Short task: Check each line of the records for "watermark"; collect those that have it.

Dataset records

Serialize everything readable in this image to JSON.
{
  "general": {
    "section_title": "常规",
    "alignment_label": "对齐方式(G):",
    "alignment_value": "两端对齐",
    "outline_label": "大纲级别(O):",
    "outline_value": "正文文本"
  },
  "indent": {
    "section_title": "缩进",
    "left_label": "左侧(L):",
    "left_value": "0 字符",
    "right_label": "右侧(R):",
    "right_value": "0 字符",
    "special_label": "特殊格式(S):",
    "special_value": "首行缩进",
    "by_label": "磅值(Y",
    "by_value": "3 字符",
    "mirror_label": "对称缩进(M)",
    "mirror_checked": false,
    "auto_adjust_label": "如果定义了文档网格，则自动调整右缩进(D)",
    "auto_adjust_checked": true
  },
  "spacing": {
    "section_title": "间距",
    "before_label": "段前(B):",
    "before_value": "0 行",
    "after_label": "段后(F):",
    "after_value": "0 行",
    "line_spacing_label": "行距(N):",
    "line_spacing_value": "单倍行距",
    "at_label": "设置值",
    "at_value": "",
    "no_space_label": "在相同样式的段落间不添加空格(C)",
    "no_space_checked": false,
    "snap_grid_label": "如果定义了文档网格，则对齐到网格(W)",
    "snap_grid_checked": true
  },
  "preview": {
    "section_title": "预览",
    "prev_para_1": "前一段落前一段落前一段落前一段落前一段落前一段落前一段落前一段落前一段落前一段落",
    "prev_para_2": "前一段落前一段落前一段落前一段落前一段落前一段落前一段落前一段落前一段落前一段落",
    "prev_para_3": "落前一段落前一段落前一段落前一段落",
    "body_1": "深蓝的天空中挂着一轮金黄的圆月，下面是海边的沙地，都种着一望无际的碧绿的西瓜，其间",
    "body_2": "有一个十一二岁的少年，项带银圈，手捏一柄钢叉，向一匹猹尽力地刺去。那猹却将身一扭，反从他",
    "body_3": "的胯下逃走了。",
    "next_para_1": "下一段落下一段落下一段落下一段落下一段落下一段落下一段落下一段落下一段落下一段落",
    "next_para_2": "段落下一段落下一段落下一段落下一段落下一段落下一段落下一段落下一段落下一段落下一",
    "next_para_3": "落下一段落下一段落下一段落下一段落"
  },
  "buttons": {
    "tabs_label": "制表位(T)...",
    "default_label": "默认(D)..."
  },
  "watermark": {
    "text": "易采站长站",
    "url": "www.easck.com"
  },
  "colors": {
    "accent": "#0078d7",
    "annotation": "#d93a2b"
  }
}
--
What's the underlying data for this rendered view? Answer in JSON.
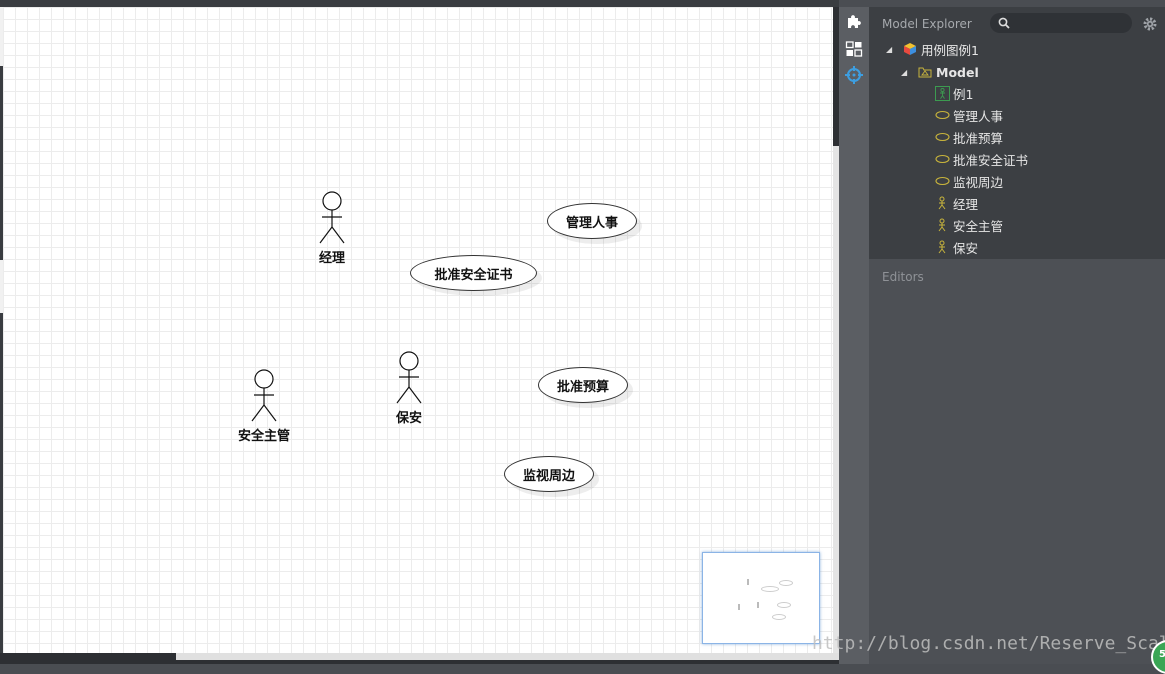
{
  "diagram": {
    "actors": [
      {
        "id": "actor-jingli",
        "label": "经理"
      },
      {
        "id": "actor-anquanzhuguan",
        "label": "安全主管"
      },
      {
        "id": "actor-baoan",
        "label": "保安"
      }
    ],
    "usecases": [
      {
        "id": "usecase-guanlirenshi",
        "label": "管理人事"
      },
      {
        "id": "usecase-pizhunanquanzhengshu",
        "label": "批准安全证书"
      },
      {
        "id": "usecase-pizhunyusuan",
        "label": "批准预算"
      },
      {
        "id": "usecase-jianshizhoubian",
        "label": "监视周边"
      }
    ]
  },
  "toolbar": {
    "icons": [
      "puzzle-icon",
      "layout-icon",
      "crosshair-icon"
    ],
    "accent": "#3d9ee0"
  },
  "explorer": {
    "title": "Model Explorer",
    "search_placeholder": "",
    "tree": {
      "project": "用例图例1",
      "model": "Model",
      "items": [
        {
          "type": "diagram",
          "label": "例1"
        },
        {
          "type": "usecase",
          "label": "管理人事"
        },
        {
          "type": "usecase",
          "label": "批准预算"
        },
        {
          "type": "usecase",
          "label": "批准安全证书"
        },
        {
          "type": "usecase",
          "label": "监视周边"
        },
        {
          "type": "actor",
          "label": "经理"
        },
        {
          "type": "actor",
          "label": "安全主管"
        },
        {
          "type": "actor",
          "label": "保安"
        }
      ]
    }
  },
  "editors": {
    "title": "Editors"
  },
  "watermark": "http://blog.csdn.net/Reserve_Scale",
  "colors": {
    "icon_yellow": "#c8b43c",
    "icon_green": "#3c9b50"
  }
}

Response to the task:
  "watermark": {
  "watermark": "http://blog.csdn.net/Reserve_Scale",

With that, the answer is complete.